→ CHALLENGE:
Search the material below for the string "salinity" and list each line that holds it.

→ EXERCISE INPUT:

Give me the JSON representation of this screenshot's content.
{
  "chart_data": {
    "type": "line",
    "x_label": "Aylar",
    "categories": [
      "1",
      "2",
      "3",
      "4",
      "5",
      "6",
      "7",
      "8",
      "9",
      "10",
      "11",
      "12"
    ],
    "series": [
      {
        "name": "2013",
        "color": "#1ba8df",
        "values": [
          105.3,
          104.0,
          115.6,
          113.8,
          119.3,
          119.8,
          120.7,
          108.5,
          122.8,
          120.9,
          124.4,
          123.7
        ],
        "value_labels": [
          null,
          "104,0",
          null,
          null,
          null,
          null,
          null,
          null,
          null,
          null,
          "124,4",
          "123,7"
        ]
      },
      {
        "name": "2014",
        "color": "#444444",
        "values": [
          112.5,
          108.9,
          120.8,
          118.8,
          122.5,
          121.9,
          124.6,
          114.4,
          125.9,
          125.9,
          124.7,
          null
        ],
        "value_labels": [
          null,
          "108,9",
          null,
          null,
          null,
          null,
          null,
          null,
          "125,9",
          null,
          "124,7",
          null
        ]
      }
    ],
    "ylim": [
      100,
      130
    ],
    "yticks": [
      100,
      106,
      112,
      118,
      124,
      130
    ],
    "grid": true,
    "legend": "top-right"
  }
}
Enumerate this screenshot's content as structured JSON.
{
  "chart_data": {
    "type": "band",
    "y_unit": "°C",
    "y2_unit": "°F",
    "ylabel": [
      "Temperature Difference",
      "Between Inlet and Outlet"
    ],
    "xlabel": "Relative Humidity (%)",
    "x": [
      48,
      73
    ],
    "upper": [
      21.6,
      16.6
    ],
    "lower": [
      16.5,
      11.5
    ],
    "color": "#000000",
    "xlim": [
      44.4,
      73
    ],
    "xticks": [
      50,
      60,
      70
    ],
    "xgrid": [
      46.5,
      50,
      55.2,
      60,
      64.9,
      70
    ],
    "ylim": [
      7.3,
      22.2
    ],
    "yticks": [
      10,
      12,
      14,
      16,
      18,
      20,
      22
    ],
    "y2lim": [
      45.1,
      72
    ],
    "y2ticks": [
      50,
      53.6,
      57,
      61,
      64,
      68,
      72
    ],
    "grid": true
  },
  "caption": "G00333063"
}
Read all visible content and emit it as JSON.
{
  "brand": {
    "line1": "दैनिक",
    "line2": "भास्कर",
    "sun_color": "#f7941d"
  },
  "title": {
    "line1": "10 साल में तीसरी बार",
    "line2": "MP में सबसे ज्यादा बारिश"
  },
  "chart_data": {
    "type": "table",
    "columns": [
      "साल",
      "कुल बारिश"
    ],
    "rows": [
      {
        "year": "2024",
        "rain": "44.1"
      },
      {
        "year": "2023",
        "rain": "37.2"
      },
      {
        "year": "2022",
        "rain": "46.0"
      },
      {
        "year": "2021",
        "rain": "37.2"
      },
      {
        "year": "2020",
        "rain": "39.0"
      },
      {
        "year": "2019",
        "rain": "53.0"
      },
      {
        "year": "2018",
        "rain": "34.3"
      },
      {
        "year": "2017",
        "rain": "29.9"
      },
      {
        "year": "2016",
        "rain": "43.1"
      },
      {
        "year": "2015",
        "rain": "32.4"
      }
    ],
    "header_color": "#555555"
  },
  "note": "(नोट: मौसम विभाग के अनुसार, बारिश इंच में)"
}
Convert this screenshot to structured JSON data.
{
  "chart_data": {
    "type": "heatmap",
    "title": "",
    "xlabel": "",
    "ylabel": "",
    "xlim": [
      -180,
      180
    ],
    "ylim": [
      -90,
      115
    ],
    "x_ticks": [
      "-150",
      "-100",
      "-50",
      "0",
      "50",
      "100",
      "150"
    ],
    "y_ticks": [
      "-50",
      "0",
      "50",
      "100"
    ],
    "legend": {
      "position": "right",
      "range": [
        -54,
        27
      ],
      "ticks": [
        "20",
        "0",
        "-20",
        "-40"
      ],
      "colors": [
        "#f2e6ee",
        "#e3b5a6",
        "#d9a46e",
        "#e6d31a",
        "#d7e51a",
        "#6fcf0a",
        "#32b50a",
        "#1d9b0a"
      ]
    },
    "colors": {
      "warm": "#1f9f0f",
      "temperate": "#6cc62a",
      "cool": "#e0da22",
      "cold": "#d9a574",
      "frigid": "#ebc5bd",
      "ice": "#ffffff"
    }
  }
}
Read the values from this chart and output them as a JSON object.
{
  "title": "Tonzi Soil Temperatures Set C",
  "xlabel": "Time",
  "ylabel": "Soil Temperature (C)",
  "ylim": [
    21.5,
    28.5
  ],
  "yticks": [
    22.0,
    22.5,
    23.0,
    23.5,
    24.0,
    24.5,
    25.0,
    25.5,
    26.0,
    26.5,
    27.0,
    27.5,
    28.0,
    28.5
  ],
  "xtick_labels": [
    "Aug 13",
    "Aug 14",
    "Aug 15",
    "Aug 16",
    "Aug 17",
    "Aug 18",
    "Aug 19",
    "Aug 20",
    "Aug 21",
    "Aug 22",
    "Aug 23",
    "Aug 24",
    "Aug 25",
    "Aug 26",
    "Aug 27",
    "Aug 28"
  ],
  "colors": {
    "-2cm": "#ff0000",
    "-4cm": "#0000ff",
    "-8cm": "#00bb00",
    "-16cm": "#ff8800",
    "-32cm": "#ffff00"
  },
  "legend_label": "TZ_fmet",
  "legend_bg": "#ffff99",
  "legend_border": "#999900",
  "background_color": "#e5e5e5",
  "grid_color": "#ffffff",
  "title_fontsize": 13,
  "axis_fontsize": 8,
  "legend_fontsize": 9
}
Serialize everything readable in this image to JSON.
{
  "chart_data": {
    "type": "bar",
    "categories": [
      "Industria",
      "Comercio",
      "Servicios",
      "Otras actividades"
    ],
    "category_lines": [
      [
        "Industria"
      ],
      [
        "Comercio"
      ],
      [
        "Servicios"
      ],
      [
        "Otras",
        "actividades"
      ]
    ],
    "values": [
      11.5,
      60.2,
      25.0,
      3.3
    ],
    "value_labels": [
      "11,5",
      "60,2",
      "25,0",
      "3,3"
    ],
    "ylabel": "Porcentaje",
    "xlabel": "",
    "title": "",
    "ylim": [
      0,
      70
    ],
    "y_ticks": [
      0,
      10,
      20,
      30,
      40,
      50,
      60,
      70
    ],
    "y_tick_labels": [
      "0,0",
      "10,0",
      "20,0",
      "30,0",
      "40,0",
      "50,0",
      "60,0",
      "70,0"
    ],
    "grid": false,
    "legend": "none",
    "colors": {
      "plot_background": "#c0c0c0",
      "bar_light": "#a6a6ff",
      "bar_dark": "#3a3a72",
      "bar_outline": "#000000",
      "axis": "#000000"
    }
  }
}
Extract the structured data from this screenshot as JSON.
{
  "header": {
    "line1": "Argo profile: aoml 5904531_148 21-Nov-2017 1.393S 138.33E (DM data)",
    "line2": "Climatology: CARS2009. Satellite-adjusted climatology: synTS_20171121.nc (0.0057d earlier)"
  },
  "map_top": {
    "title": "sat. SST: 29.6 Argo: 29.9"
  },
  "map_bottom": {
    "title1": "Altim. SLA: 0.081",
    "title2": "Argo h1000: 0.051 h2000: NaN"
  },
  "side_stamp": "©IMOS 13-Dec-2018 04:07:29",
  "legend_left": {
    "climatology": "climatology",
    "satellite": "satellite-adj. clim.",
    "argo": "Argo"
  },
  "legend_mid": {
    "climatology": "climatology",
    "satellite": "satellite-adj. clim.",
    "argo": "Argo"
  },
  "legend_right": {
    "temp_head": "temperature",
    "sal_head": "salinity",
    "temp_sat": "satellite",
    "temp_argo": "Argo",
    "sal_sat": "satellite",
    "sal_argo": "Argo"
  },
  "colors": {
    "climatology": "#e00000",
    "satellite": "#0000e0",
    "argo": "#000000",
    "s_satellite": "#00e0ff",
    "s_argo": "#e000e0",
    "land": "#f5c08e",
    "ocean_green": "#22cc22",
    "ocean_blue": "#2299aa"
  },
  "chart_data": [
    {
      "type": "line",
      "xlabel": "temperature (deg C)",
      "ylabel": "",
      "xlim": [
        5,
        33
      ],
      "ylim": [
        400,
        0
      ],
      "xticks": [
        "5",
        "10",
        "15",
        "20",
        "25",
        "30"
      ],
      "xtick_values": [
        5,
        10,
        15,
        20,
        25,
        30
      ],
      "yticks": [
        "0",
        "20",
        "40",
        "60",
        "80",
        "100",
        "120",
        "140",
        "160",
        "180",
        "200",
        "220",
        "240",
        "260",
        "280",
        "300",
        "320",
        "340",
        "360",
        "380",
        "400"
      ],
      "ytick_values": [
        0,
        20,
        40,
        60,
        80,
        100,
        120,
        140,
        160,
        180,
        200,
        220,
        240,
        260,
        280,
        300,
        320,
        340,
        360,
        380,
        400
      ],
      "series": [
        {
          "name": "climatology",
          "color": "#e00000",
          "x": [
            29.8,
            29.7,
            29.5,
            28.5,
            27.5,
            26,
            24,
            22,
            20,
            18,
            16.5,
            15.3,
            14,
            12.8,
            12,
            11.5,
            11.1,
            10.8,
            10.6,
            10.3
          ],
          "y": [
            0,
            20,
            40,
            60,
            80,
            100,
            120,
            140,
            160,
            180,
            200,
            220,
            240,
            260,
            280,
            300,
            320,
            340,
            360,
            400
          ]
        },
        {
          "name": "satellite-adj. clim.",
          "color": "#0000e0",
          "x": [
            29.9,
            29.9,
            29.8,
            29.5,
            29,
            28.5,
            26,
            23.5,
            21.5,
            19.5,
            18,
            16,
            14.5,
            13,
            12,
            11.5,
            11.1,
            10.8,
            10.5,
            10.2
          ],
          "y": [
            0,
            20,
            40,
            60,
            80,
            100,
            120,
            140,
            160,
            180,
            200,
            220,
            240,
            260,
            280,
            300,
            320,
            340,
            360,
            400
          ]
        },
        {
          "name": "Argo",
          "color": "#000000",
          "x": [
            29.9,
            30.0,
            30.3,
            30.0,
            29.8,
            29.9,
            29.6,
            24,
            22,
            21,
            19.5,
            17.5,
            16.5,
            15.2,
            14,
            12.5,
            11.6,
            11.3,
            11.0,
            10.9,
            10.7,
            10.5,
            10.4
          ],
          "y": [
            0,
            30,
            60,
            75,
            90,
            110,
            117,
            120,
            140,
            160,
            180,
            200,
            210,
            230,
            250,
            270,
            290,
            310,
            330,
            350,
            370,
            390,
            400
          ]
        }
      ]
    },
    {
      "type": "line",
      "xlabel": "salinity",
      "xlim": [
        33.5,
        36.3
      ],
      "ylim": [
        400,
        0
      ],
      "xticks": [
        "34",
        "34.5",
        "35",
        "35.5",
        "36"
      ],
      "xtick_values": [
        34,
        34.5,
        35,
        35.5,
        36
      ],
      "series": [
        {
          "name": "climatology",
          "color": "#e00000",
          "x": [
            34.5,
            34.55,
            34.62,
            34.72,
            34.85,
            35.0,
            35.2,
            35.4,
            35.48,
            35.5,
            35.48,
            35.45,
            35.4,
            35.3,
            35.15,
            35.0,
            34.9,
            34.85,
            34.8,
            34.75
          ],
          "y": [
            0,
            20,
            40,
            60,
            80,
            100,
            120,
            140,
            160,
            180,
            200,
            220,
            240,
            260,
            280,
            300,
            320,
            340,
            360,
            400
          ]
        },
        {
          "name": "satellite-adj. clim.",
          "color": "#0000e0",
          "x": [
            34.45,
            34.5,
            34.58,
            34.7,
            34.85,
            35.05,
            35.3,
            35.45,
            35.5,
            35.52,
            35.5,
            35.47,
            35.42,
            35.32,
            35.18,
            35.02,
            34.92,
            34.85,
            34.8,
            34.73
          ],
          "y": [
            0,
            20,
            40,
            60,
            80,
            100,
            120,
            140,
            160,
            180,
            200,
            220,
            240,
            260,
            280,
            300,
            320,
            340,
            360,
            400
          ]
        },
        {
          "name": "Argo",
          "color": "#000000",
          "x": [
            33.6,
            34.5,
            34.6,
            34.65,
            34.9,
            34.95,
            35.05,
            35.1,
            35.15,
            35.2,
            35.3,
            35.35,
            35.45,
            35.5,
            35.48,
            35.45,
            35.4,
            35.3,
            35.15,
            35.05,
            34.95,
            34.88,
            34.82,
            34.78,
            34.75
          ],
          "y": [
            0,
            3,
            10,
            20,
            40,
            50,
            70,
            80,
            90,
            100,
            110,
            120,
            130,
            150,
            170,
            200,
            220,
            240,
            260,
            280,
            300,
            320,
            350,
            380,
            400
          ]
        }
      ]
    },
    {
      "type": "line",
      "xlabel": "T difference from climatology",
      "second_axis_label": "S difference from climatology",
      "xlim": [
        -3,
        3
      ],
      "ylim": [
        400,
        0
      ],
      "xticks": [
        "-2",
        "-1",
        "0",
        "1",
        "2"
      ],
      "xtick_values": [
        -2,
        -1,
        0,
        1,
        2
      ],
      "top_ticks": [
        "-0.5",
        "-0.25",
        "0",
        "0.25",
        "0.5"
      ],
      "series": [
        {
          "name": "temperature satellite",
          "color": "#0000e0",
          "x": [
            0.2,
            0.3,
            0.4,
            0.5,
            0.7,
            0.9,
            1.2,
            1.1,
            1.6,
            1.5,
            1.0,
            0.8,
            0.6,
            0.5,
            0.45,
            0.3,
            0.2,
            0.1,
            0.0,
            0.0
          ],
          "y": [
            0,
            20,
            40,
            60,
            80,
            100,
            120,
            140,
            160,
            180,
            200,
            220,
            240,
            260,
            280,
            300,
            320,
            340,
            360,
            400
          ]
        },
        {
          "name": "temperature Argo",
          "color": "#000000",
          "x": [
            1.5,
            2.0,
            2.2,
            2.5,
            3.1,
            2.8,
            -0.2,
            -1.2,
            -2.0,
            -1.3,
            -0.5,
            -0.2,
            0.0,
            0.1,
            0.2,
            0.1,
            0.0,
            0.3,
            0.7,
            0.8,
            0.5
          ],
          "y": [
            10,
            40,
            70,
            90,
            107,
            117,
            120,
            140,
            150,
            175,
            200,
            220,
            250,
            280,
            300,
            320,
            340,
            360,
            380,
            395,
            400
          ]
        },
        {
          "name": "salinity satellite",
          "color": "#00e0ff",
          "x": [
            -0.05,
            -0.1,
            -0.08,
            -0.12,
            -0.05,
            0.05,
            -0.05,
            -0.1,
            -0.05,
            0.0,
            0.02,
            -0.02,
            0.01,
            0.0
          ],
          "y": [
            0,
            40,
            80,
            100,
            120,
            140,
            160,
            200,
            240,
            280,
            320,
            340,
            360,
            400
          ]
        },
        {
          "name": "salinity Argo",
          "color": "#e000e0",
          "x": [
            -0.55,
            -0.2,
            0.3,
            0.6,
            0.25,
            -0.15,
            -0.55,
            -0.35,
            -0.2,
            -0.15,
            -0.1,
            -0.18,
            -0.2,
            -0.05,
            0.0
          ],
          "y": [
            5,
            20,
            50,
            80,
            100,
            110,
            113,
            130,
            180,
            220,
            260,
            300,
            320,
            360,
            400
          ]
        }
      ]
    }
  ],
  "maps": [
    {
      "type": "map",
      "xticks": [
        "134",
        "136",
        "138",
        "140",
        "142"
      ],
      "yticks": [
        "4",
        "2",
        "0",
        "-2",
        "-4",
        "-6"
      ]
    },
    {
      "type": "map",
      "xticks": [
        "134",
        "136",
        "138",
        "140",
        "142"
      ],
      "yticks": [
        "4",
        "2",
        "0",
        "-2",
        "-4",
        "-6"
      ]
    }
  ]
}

→ EXERCISE RESULT:
    "sal_head": "salinity",
      "xlabel": "salinity",
          "name": "salinity satellite",
          "name": "salinity Argo",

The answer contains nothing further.